→ **The task**: Count every line that holds the string "icon", and report the number alone.

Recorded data
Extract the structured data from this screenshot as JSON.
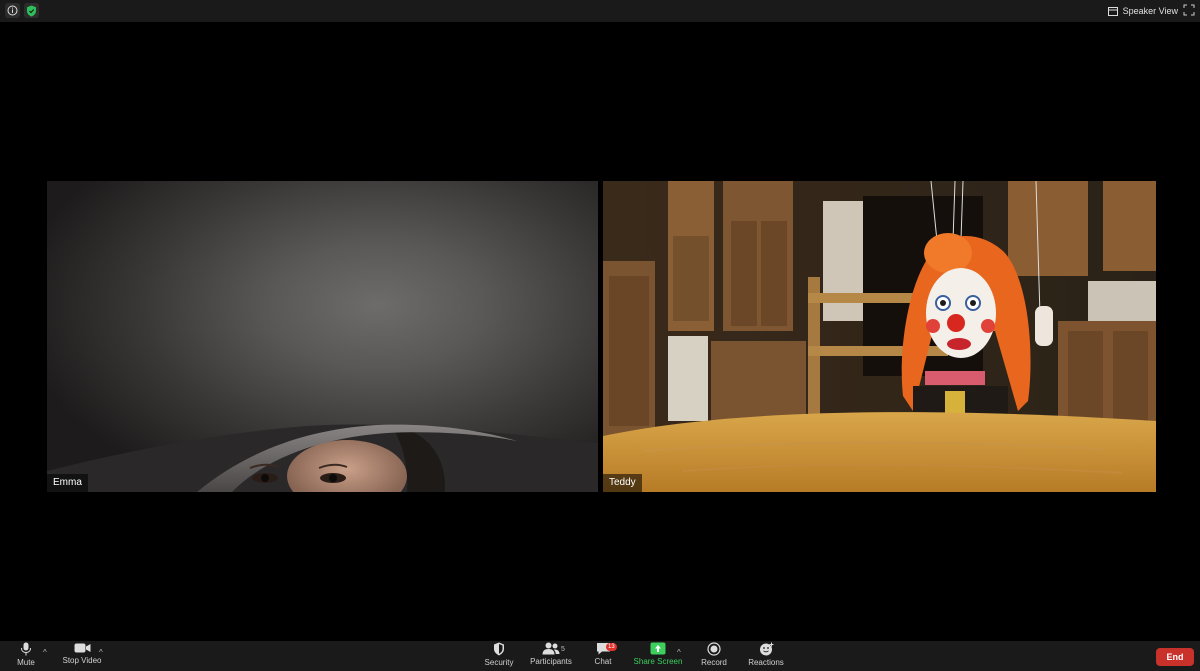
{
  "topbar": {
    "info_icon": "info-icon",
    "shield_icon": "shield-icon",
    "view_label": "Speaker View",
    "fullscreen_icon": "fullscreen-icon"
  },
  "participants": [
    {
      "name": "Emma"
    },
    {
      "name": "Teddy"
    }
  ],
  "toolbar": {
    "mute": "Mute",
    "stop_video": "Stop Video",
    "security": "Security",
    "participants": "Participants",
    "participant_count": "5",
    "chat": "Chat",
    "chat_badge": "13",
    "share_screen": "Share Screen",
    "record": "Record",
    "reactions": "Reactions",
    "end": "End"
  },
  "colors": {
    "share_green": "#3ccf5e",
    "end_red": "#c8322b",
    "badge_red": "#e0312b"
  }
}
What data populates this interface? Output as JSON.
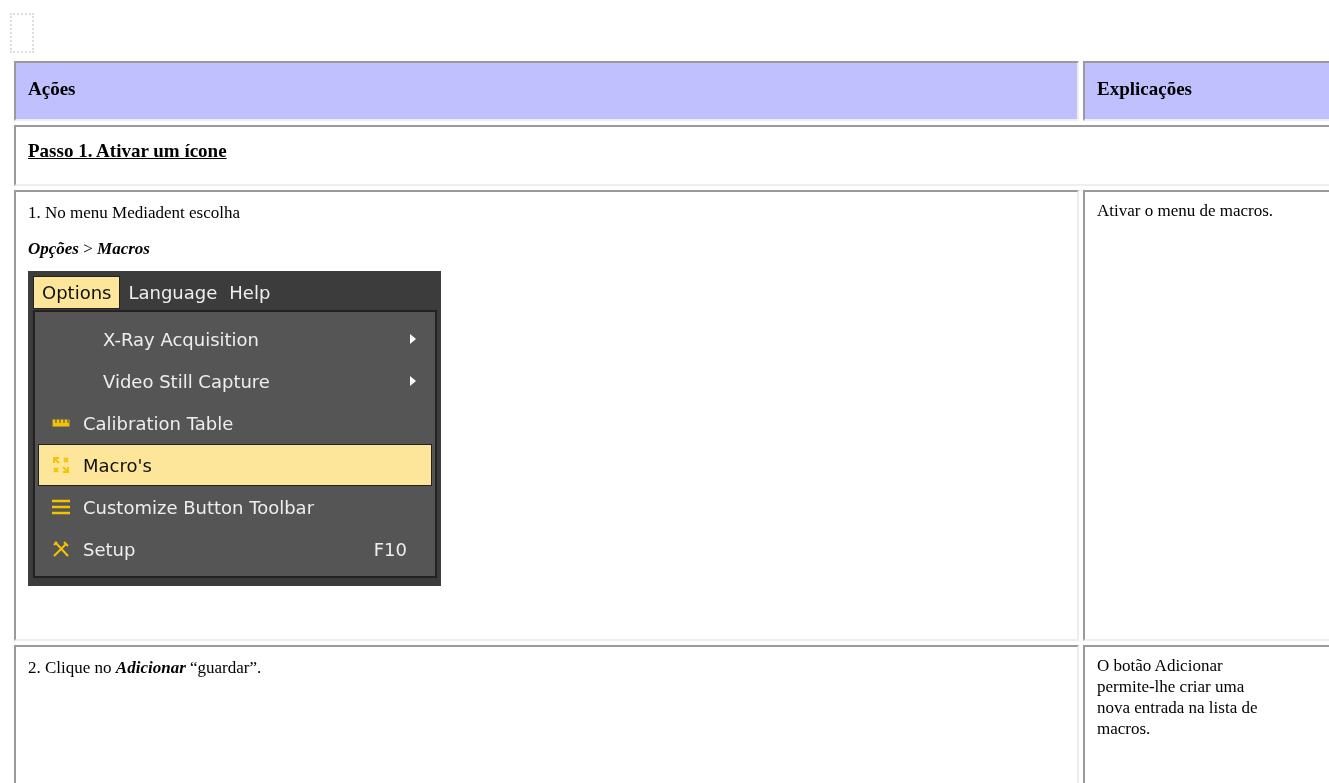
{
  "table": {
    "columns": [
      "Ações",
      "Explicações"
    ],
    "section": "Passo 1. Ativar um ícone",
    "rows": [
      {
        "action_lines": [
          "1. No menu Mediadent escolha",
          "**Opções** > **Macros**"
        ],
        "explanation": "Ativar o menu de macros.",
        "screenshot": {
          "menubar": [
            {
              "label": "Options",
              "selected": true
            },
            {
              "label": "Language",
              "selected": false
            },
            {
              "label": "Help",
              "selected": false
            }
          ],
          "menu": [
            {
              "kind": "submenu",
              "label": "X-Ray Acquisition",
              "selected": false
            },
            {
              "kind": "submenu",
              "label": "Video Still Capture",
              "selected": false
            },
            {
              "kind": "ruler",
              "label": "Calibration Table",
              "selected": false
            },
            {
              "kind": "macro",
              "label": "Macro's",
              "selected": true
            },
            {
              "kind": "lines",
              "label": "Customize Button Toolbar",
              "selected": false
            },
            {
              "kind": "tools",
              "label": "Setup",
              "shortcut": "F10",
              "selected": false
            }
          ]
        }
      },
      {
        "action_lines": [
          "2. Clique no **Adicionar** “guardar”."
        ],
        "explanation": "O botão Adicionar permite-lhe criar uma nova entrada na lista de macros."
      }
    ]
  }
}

→ **Solution below**: 3